GIVEN REQUEST: Which lines in the material below contain the word "watermark"? Copy each of them.

PROVIDED ENTRIES:
------------------------------------------------------------
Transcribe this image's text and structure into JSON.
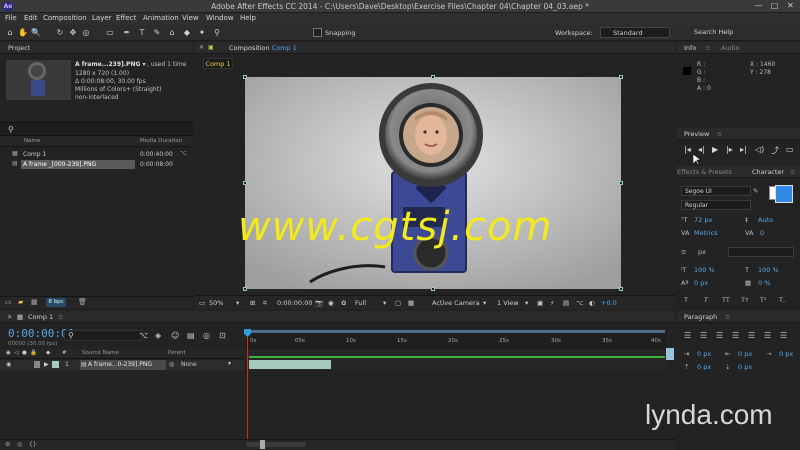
{
  "window": {
    "app_icon": "Ae",
    "title": "Adobe After Effects CC 2014 - C:\\Users\\Dave\\Desktop\\Exercise Files\\Chapter 04\\Chapter 04_03.aep *",
    "minimize": "—",
    "maximize": "□",
    "close": "✕"
  },
  "menu": [
    "File",
    "Edit",
    "Composition",
    "Layer",
    "Effect",
    "Animation",
    "View",
    "Window",
    "Help"
  ],
  "toolbar": {
    "tools": [
      "⌂",
      "✋",
      "🔍",
      "↻",
      "✥",
      "◎",
      "▭",
      "✒",
      "T",
      "✎",
      "⌂",
      "◆",
      "✦",
      "⚲"
    ],
    "snapping_label": "Snapping",
    "workspace_label": "Workspace:",
    "workspace_value": "Standard",
    "search_help": "Search Help"
  },
  "project": {
    "tab": "Project",
    "selected_item": "A frame...239].PNG ▾",
    "used": ", used 1 time",
    "info_lines": [
      "1280 x 720 (1.00)",
      "Δ 0:00:08:00, 30.00 fps",
      "Millions of Colors+ (Straight)",
      "non-interlaced"
    ],
    "columns": [
      "Name",
      "Media Duration"
    ],
    "items": [
      {
        "name": "Comp 1",
        "duration": "0:00:40:00"
      },
      {
        "name": "A frame _[000-239].PNG",
        "duration": "0:00:08:00"
      }
    ],
    "bpc": "8 bpc"
  },
  "composition": {
    "tab_prefix": "Composition",
    "tab_name": "Comp 1",
    "subtab": "Comp 1",
    "zoom": "50%",
    "timecode": "0:00:00:00",
    "resolution": "Full",
    "camera": "Active Camera",
    "views": "1 View",
    "exposure": "+0.0"
  },
  "watermark": "www.cgtsj.com",
  "info": {
    "tab1": "Info",
    "tab2": "Audio",
    "r": "R :",
    "g": "G :",
    "b": "B :",
    "a": "A : 0",
    "x": "X : 1460",
    "y": "Y : 278"
  },
  "preview": {
    "tab": "Preview",
    "buttons": [
      "|◂",
      "◂|",
      "▶",
      "|▸",
      "▸|",
      "◁)",
      "⤴",
      "▭"
    ]
  },
  "effects_tab": "Effects & Presets",
  "character": {
    "tab": "Character",
    "font": "Segoe UI",
    "style": "Regular",
    "size": "72 px",
    "leading": "Auto",
    "kerning": "Metrics",
    "tracking": "0",
    "stroke": "px",
    "vscale": "100 %",
    "hscale": "100 %",
    "baseline": "0 px",
    "tsume": "0 %",
    "styles": [
      "T",
      "T",
      "TT",
      "Tт",
      "T¹",
      "T,"
    ]
  },
  "paragraph": {
    "tab": "Paragraph",
    "indent_values": [
      "0 px",
      "0 px",
      "0 px",
      "0 px",
      "0 px"
    ]
  },
  "timeline": {
    "tab": "Comp 1",
    "timecode": "0:00:00:00",
    "fps": "00000 (30.00 fps)",
    "columns": [
      "Source Name",
      "Parent"
    ],
    "ticks": [
      "0s",
      "05s",
      "10s",
      "15s",
      "20s",
      "25s",
      "30s",
      "35s",
      "40s"
    ],
    "layer": {
      "index": "1",
      "name": "A frame...0-239].PNG",
      "parent": "None"
    }
  },
  "branding": "lynda.com",
  "colors": {
    "accent": "#5aa8e8",
    "watermark": "#f2ea1b",
    "layer_bar": "#a5c8bf",
    "playhead": "#dd2222",
    "fill_swatch": "#2f8be5"
  }
}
------------------------------------------------------------
SOLVED EXERCISE:
  "watermark": "www.cgtsj.com",
    "watermark": "#f2ea1b",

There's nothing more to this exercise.